| Exercise input |
#####

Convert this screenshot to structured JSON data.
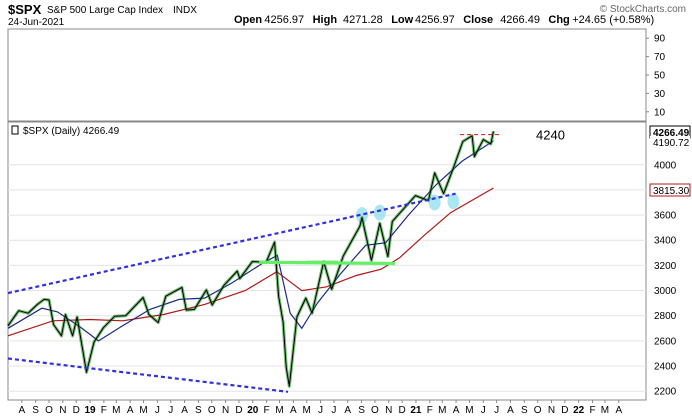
{
  "header": {
    "symbol": "$SPX",
    "name": "S&P 500 Large Cap Index",
    "exchange": "INDX",
    "date": "24-Jun-2021",
    "watermark": "© StockCharts.com",
    "ohlc": [
      {
        "label": "Open",
        "value": "4256.97"
      },
      {
        "label": "High",
        "value": "4271.28"
      },
      {
        "label": "Low",
        "value": "4256.97"
      },
      {
        "label": "Close",
        "value": "4266.49"
      },
      {
        "label": "Chg",
        "value": "+24.65 (+0.58%)"
      }
    ]
  },
  "colors": {
    "price": "#000000",
    "up": "#0a8a0a",
    "ma_short": "#1a2a8a",
    "ma_long": "#b01818",
    "trendline": "#3030e0",
    "support": "#66ee66",
    "highlight": "#88ddee",
    "resistance": "#cc1010",
    "badge_price": "#000000",
    "badge_ma": "#b01818"
  },
  "chart_data": {
    "type": "line",
    "title": "$SPX (Daily) 4266.49",
    "upper_panel": {
      "ylim": [
        0,
        100
      ],
      "ticks": [
        "10",
        "30",
        "50",
        "70",
        "90"
      ]
    },
    "y_ticks": [
      2200,
      2400,
      2600,
      2800,
      3000,
      3200,
      3400,
      3600,
      3800,
      4000
    ],
    "ylim": [
      2130,
      4340
    ],
    "xlim": [
      "2018-07-01",
      "2022-06-01"
    ],
    "x_ticks": [
      {
        "d": "2018-08-01",
        "label": "A"
      },
      {
        "d": "2018-09-01",
        "label": "S"
      },
      {
        "d": "2018-10-01",
        "label": "O"
      },
      {
        "d": "2018-11-01",
        "label": "N"
      },
      {
        "d": "2018-12-01",
        "label": "D"
      },
      {
        "d": "2019-01-01",
        "label": "19",
        "bold": true
      },
      {
        "d": "2019-02-01",
        "label": "F"
      },
      {
        "d": "2019-03-01",
        "label": "M"
      },
      {
        "d": "2019-04-01",
        "label": "A"
      },
      {
        "d": "2019-05-01",
        "label": "M"
      },
      {
        "d": "2019-06-01",
        "label": "J"
      },
      {
        "d": "2019-07-01",
        "label": "J"
      },
      {
        "d": "2019-08-01",
        "label": "A"
      },
      {
        "d": "2019-09-01",
        "label": "S"
      },
      {
        "d": "2019-10-01",
        "label": "O"
      },
      {
        "d": "2019-11-01",
        "label": "N"
      },
      {
        "d": "2019-12-01",
        "label": "D"
      },
      {
        "d": "2020-01-01",
        "label": "20",
        "bold": true
      },
      {
        "d": "2020-02-01",
        "label": "F"
      },
      {
        "d": "2020-03-01",
        "label": "M"
      },
      {
        "d": "2020-04-01",
        "label": "A"
      },
      {
        "d": "2020-05-01",
        "label": "M"
      },
      {
        "d": "2020-06-01",
        "label": "J"
      },
      {
        "d": "2020-07-01",
        "label": "J"
      },
      {
        "d": "2020-08-01",
        "label": "A"
      },
      {
        "d": "2020-09-01",
        "label": "S"
      },
      {
        "d": "2020-10-01",
        "label": "O"
      },
      {
        "d": "2020-11-01",
        "label": "N"
      },
      {
        "d": "2020-12-01",
        "label": "D"
      },
      {
        "d": "2021-01-01",
        "label": "21",
        "bold": true
      },
      {
        "d": "2021-02-01",
        "label": "F"
      },
      {
        "d": "2021-03-01",
        "label": "M"
      },
      {
        "d": "2021-04-01",
        "label": "A"
      },
      {
        "d": "2021-05-01",
        "label": "M"
      },
      {
        "d": "2021-06-01",
        "label": "J"
      },
      {
        "d": "2021-07-01",
        "label": "J"
      },
      {
        "d": "2021-08-01",
        "label": "A"
      },
      {
        "d": "2021-09-01",
        "label": "S"
      },
      {
        "d": "2021-10-01",
        "label": "O"
      },
      {
        "d": "2021-11-01",
        "label": "N"
      },
      {
        "d": "2021-12-01",
        "label": "D"
      },
      {
        "d": "2022-01-01",
        "label": "22",
        "bold": true
      },
      {
        "d": "2022-02-01",
        "label": "F"
      },
      {
        "d": "2022-03-01",
        "label": "M"
      },
      {
        "d": "2022-04-01",
        "label": "A"
      }
    ],
    "badges": [
      {
        "value": "4266.49",
        "y": 4266.49,
        "style": "price"
      },
      {
        "value": "4190.72",
        "y": 4190.72,
        "style": "plain"
      },
      {
        "value": "3815.30",
        "y": 3815.3,
        "style": "ma"
      }
    ],
    "annotation": {
      "text": "4240",
      "y": 4240
    },
    "series": [
      {
        "role": "price",
        "points": [
          [
            "2018-07-01",
            2720
          ],
          [
            "2018-07-25",
            2840
          ],
          [
            "2018-08-15",
            2820
          ],
          [
            "2018-09-05",
            2890
          ],
          [
            "2018-09-20",
            2930
          ],
          [
            "2018-10-01",
            2925
          ],
          [
            "2018-10-11",
            2730
          ],
          [
            "2018-10-29",
            2640
          ],
          [
            "2018-11-07",
            2810
          ],
          [
            "2018-11-23",
            2640
          ],
          [
            "2018-12-03",
            2790
          ],
          [
            "2018-12-24",
            2350
          ],
          [
            "2019-01-10",
            2590
          ],
          [
            "2019-01-31",
            2705
          ],
          [
            "2019-02-25",
            2795
          ],
          [
            "2019-03-22",
            2800
          ],
          [
            "2019-04-30",
            2945
          ],
          [
            "2019-05-13",
            2810
          ],
          [
            "2019-06-03",
            2745
          ],
          [
            "2019-06-20",
            2955
          ],
          [
            "2019-07-26",
            3025
          ],
          [
            "2019-08-05",
            2845
          ],
          [
            "2019-08-23",
            2850
          ],
          [
            "2019-09-19",
            3005
          ],
          [
            "2019-10-02",
            2885
          ],
          [
            "2019-10-28",
            3040
          ],
          [
            "2019-11-27",
            3155
          ],
          [
            "2019-12-03",
            3095
          ],
          [
            "2019-12-31",
            3230
          ],
          [
            "2020-01-31",
            3225
          ],
          [
            "2020-02-19",
            3385
          ],
          [
            "2020-02-28",
            2955
          ],
          [
            "2020-03-09",
            2750
          ],
          [
            "2020-03-16",
            2390
          ],
          [
            "2020-03-23",
            2240
          ],
          [
            "2020-04-09",
            2790
          ],
          [
            "2020-04-29",
            2940
          ],
          [
            "2020-05-13",
            2820
          ],
          [
            "2020-06-08",
            3230
          ],
          [
            "2020-06-26",
            3010
          ],
          [
            "2020-07-22",
            3275
          ],
          [
            "2020-08-28",
            3510
          ],
          [
            "2020-09-02",
            3580
          ],
          [
            "2020-09-23",
            3240
          ],
          [
            "2020-10-12",
            3535
          ],
          [
            "2020-10-30",
            3270
          ],
          [
            "2020-11-09",
            3550
          ],
          [
            "2020-12-31",
            3755
          ],
          [
            "2021-01-29",
            3715
          ],
          [
            "2021-02-12",
            3935
          ],
          [
            "2021-03-04",
            3770
          ],
          [
            "2021-03-26",
            3975
          ],
          [
            "2021-04-16",
            4185
          ],
          [
            "2021-05-07",
            4230
          ],
          [
            "2021-05-12",
            4065
          ],
          [
            "2021-06-01",
            4200
          ],
          [
            "2021-06-18",
            4165
          ],
          [
            "2021-06-24",
            4266
          ]
        ]
      },
      {
        "role": "ma_short",
        "points": [
          [
            "2018-07-01",
            2700
          ],
          [
            "2018-09-15",
            2860
          ],
          [
            "2018-10-20",
            2830
          ],
          [
            "2018-12-10",
            2710
          ],
          [
            "2019-01-20",
            2600
          ],
          [
            "2019-03-15",
            2720
          ],
          [
            "2019-05-15",
            2850
          ],
          [
            "2019-07-20",
            2930
          ],
          [
            "2019-09-15",
            2940
          ],
          [
            "2019-11-15",
            3060
          ],
          [
            "2020-01-20",
            3210
          ],
          [
            "2020-02-25",
            3280
          ],
          [
            "2020-03-25",
            2820
          ],
          [
            "2020-04-20",
            2700
          ],
          [
            "2020-05-25",
            2900
          ],
          [
            "2020-07-15",
            3130
          ],
          [
            "2020-09-10",
            3360
          ],
          [
            "2020-10-25",
            3380
          ],
          [
            "2020-12-15",
            3600
          ],
          [
            "2021-02-15",
            3840
          ],
          [
            "2021-04-15",
            4030
          ],
          [
            "2021-06-24",
            4190
          ]
        ]
      },
      {
        "role": "ma_long",
        "points": [
          [
            "2018-07-01",
            2640
          ],
          [
            "2018-10-10",
            2760
          ],
          [
            "2018-12-31",
            2770
          ],
          [
            "2019-03-15",
            2760
          ],
          [
            "2019-06-15",
            2810
          ],
          [
            "2019-09-15",
            2890
          ],
          [
            "2019-12-15",
            3000
          ],
          [
            "2020-02-24",
            3150
          ],
          [
            "2020-04-20",
            3000
          ],
          [
            "2020-06-15",
            3030
          ],
          [
            "2020-08-20",
            3120
          ],
          [
            "2020-10-15",
            3170
          ],
          [
            "2020-11-25",
            3260
          ],
          [
            "2021-01-20",
            3440
          ],
          [
            "2021-03-20",
            3620
          ],
          [
            "2021-06-24",
            3815
          ]
        ]
      }
    ],
    "trendlines": [
      {
        "kind": "dashed",
        "from": [
          "2018-07-01",
          2980
        ],
        "to": [
          "2021-03-31",
          3770
        ]
      },
      {
        "kind": "dashed",
        "from": [
          "2018-07-01",
          2460
        ],
        "to": [
          "2020-03-20",
          2195
        ]
      },
      {
        "kind": "support",
        "from": [
          "2020-01-15",
          3225
        ],
        "to": [
          "2020-11-15",
          3215
        ]
      },
      {
        "kind": "support",
        "from": [
          "2020-05-01",
          3225
        ],
        "to": [
          "2020-07-10",
          3225
        ]
      },
      {
        "kind": "resistance",
        "from": [
          "2021-04-10",
          4240
        ],
        "to": [
          "2021-07-10",
          4240
        ]
      }
    ],
    "highlights": [
      {
        "d": "2020-09-02",
        "y": 3600
      },
      {
        "d": "2020-10-12",
        "y": 3620
      },
      {
        "d": "2021-02-12",
        "y": 3700
      },
      {
        "d": "2021-03-26",
        "y": 3710
      }
    ]
  }
}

#####

| Problem to work on |
Reproduce every line from the entries that holds the word "resistance".

| Solution for this problem |
    "resistance": "#cc1010",
        "kind": "resistance",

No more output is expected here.